Record list |
------------------------------------------------------------------------

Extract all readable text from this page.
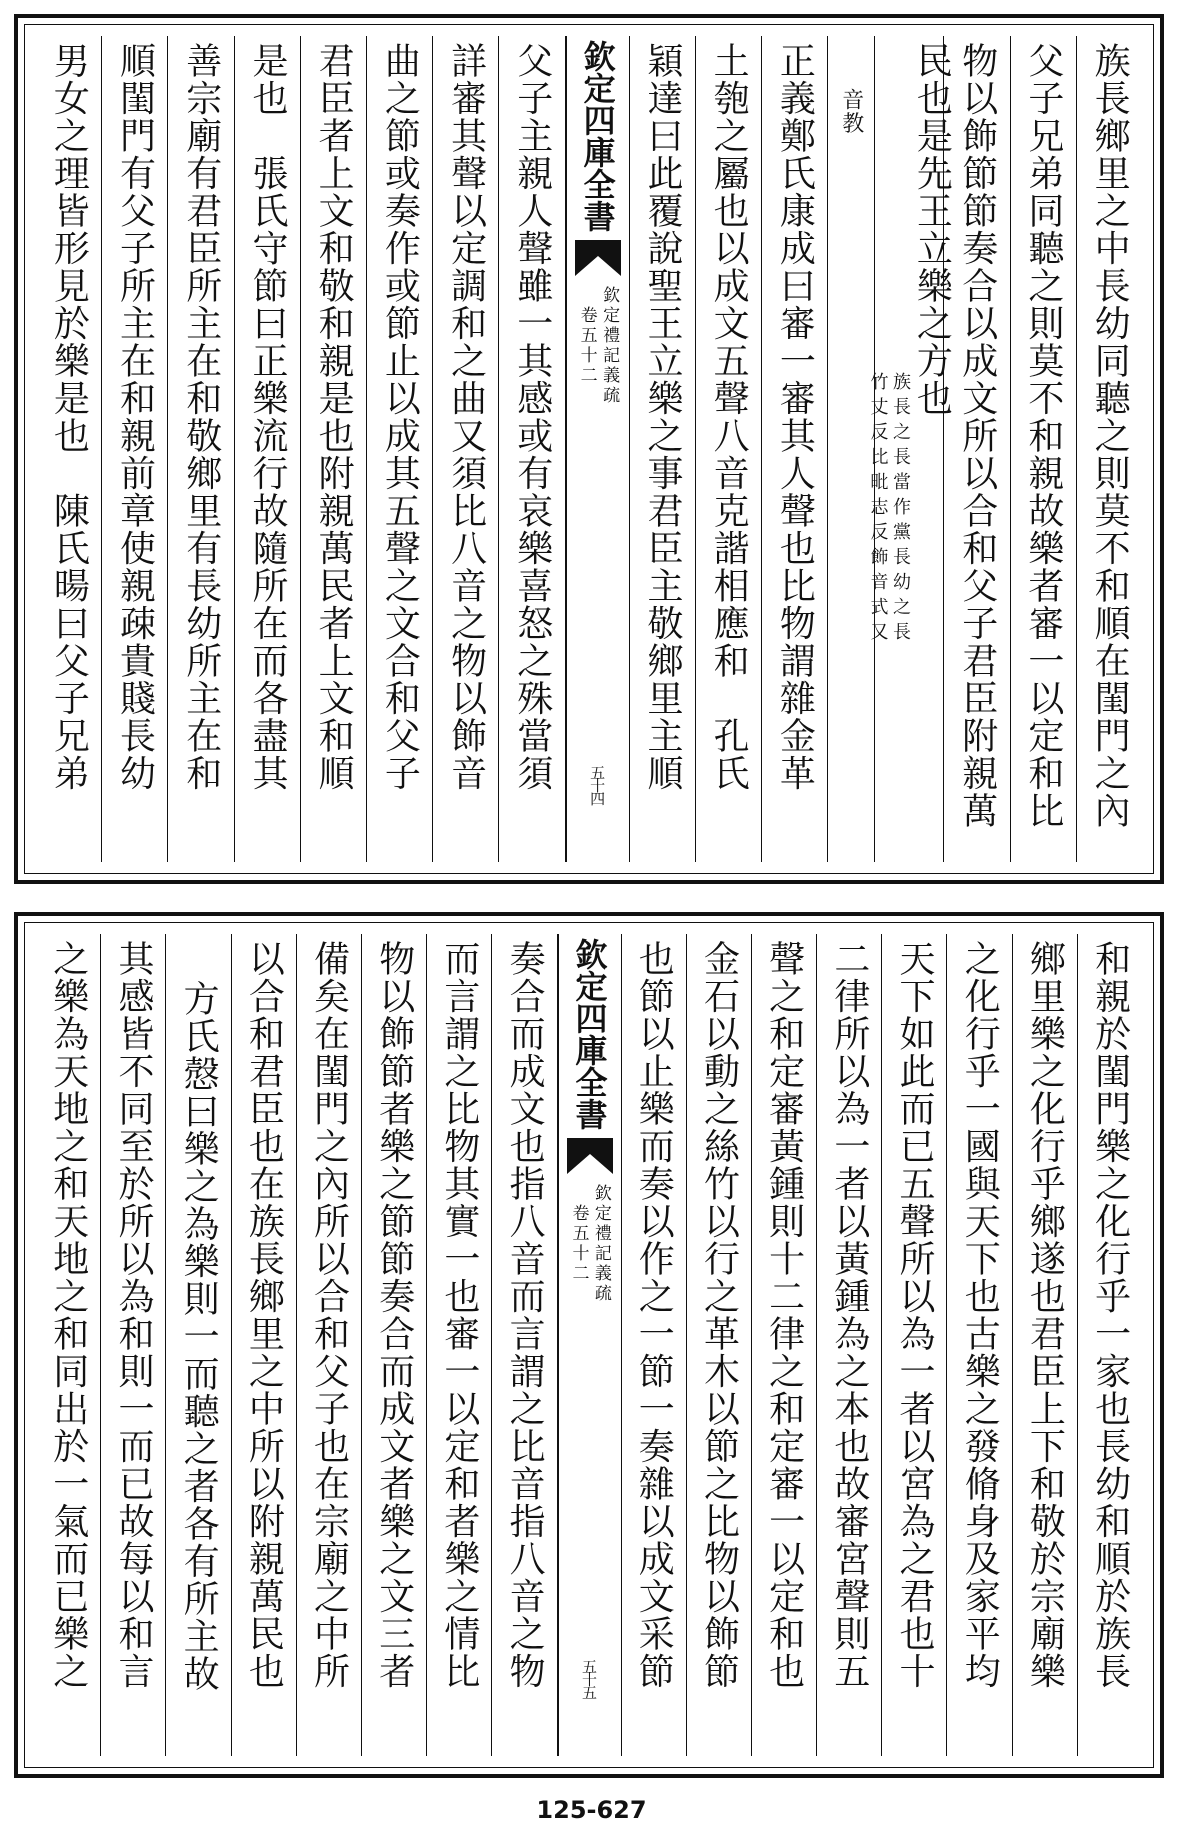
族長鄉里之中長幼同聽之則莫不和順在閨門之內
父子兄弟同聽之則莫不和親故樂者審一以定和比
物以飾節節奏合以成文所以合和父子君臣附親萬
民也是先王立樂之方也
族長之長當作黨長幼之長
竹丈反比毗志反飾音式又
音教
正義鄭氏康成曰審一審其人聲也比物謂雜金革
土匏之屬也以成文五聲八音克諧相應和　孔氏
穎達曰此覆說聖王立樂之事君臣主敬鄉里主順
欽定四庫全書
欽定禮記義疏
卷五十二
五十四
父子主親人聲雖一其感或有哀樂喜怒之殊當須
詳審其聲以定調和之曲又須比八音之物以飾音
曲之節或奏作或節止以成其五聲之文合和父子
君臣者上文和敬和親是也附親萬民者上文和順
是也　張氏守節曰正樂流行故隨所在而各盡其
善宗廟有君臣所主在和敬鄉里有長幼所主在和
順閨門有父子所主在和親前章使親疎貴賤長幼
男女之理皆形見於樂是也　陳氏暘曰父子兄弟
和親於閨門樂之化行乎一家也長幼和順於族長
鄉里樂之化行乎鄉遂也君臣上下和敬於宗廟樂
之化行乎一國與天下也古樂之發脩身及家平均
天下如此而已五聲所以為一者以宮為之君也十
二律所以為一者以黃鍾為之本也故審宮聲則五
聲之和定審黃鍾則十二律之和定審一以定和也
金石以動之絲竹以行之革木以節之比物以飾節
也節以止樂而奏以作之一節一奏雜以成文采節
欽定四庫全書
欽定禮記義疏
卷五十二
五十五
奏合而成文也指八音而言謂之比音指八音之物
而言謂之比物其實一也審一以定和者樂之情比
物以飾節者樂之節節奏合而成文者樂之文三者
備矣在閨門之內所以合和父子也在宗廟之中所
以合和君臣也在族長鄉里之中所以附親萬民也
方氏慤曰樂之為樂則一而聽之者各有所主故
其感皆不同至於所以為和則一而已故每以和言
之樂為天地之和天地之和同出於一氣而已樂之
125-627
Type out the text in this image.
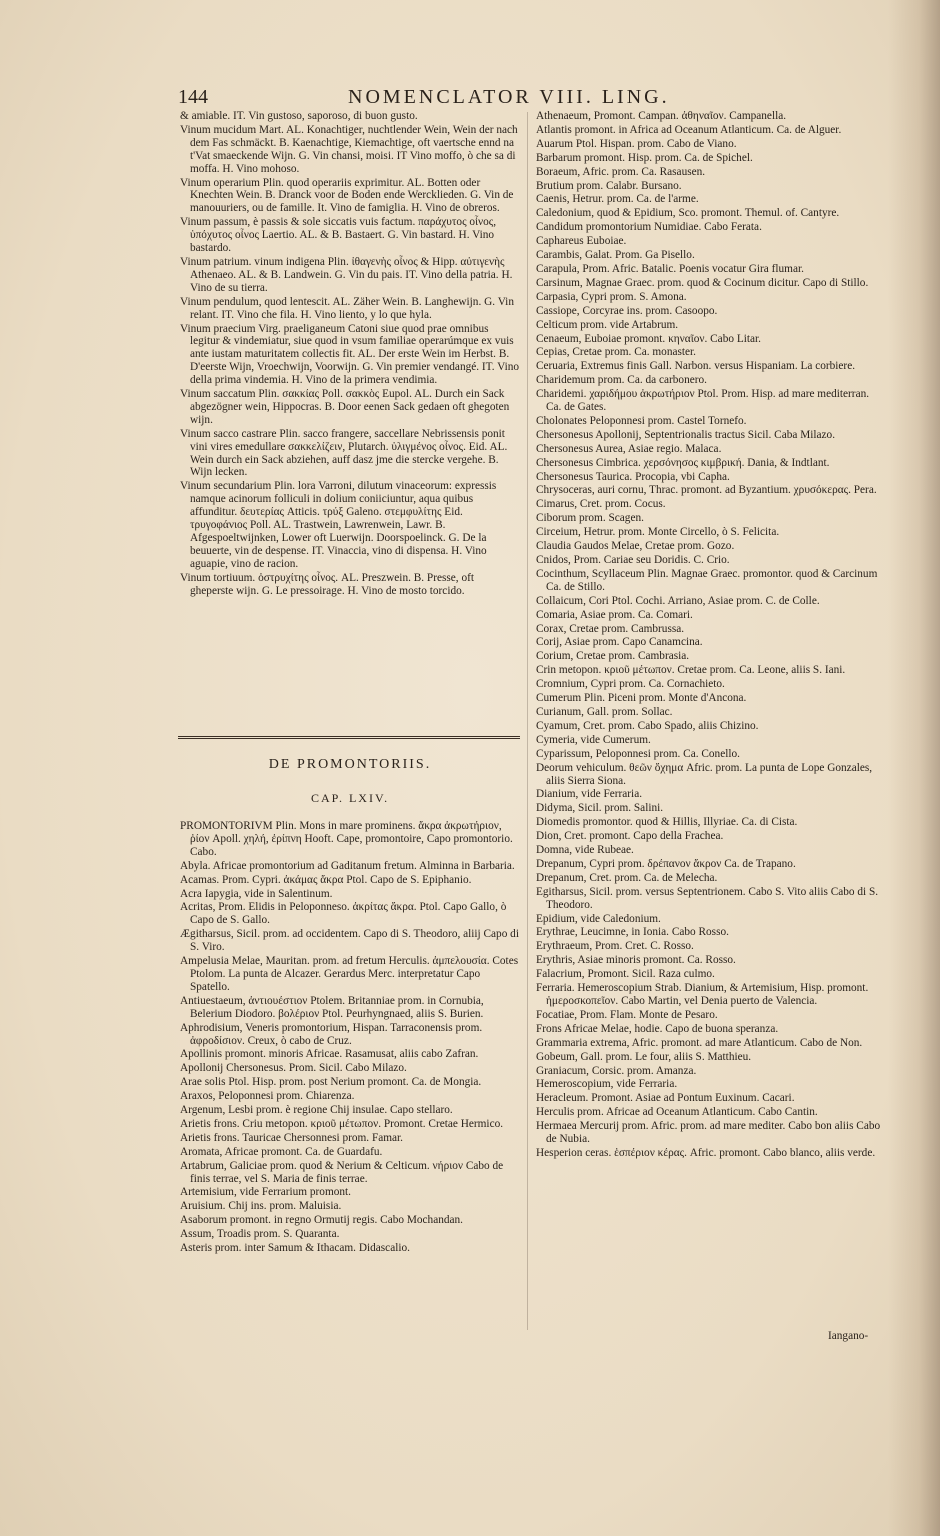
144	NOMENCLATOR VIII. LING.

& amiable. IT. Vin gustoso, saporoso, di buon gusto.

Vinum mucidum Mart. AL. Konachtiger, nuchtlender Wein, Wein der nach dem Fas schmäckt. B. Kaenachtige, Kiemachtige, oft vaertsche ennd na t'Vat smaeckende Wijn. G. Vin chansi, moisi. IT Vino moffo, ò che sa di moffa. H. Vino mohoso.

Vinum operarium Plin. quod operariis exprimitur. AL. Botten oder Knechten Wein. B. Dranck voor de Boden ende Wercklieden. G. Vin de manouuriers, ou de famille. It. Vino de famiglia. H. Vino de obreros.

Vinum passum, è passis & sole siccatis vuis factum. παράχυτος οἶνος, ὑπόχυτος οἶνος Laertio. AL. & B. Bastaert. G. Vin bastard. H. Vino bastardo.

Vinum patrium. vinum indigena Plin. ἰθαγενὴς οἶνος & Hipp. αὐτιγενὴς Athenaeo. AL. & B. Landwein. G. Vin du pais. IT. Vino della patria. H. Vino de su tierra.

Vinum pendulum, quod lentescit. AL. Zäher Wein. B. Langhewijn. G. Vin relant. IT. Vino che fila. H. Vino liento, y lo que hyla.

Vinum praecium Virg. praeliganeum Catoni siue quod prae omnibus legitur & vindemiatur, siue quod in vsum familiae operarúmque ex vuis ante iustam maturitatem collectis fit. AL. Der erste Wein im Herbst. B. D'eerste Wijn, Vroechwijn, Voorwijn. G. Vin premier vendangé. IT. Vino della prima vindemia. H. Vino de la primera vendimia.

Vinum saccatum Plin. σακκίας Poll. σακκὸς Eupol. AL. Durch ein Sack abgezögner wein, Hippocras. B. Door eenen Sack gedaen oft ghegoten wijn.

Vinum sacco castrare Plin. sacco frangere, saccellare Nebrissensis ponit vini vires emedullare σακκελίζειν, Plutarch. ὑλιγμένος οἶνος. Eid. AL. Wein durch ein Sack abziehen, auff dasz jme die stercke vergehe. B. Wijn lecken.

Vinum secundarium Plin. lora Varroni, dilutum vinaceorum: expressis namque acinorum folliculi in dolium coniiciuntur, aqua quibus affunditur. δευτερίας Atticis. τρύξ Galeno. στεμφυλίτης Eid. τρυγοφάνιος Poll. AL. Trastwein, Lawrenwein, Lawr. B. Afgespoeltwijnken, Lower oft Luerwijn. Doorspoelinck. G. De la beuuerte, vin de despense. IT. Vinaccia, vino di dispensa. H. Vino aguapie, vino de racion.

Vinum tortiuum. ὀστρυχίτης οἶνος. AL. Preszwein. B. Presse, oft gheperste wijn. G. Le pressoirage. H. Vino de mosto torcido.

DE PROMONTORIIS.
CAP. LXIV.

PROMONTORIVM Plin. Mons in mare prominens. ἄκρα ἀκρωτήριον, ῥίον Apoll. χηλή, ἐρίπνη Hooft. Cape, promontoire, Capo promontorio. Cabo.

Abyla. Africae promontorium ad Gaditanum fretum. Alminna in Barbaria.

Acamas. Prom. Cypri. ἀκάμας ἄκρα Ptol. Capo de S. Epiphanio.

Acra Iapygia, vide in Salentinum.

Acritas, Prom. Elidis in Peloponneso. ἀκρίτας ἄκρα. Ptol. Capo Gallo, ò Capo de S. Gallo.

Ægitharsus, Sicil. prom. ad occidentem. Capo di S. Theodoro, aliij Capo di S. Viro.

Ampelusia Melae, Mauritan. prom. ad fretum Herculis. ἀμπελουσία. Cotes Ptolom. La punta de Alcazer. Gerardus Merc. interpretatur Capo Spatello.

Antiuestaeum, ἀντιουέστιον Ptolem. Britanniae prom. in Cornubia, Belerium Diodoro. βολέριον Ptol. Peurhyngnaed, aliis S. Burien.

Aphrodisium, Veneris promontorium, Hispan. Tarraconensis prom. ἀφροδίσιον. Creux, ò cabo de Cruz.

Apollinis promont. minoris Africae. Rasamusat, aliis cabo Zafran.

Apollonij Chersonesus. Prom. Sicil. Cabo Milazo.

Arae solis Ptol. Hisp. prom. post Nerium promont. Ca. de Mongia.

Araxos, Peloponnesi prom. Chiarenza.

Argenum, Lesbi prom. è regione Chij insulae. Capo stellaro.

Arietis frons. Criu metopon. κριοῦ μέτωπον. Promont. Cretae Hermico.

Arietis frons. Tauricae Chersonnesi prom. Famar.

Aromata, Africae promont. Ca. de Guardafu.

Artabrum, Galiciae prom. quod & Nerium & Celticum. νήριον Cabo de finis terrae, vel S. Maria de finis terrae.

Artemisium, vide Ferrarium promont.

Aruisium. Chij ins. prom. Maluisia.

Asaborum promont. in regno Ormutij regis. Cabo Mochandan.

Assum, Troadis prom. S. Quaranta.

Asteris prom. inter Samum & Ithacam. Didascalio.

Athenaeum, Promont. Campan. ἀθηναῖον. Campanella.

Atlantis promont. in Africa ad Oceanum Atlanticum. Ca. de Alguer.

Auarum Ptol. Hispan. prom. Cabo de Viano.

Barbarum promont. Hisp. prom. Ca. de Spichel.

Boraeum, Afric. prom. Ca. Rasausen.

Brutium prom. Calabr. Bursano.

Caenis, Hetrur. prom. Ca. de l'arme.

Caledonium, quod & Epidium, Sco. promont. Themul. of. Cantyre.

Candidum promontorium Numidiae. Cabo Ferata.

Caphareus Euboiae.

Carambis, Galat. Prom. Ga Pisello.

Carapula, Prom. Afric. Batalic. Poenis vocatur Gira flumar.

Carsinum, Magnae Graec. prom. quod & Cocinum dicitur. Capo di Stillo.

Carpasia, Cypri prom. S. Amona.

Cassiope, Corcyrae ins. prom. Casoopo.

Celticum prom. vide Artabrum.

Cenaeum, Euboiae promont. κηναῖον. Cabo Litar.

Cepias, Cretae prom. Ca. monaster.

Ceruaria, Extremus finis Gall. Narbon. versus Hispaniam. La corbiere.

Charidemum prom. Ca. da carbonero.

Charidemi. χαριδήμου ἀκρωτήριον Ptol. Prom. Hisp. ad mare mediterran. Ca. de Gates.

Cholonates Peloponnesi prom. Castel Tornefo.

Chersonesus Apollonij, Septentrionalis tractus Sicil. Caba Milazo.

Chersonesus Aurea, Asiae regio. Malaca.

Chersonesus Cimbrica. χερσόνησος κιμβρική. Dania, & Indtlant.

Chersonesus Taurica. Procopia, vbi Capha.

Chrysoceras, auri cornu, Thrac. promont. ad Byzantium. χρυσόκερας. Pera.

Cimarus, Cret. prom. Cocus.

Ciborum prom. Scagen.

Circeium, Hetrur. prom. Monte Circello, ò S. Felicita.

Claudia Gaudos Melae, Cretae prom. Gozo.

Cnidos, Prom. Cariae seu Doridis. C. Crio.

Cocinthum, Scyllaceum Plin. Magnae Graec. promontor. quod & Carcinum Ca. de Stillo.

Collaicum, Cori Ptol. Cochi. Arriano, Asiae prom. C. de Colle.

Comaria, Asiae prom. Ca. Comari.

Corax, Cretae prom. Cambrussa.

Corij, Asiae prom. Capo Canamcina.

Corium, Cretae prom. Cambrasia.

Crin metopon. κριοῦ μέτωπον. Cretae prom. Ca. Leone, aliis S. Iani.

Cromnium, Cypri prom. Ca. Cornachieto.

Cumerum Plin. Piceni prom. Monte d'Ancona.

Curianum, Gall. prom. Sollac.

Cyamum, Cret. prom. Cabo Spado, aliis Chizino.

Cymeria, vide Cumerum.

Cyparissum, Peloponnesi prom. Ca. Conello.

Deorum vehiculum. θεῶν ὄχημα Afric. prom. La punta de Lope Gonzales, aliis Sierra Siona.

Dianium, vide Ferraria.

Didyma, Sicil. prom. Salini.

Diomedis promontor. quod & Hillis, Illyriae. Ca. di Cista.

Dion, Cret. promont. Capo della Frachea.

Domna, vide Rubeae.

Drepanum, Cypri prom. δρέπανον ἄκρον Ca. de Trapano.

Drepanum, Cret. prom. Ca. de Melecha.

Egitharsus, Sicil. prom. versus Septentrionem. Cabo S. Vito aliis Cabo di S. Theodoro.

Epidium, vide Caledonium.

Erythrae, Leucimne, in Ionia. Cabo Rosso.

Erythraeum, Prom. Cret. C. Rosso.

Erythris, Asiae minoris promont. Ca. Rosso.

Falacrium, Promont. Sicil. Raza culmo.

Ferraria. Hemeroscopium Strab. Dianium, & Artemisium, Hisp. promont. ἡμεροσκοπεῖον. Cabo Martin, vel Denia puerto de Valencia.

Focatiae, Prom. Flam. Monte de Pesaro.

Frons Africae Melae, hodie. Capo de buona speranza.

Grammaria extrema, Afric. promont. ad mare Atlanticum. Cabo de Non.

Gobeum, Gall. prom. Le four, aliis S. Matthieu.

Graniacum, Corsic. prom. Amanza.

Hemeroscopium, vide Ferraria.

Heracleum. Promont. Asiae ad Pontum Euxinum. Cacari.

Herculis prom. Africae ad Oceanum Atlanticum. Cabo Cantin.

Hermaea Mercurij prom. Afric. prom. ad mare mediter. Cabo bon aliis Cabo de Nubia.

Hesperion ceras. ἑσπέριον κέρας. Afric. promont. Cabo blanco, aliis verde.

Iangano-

------------------------------------------------------------------------

Scan the records above for the string "Hemeroscopium", then select every line that holds it.

Right answer |
Ferraria. Hemeroscopium Strab. Dianium, & Artemisium, Hisp. promont. ἡμεροσκοπεῖον. Cabo Martin, vel Denia puerto de Valencia.
Hemeroscopium, vide Ferraria.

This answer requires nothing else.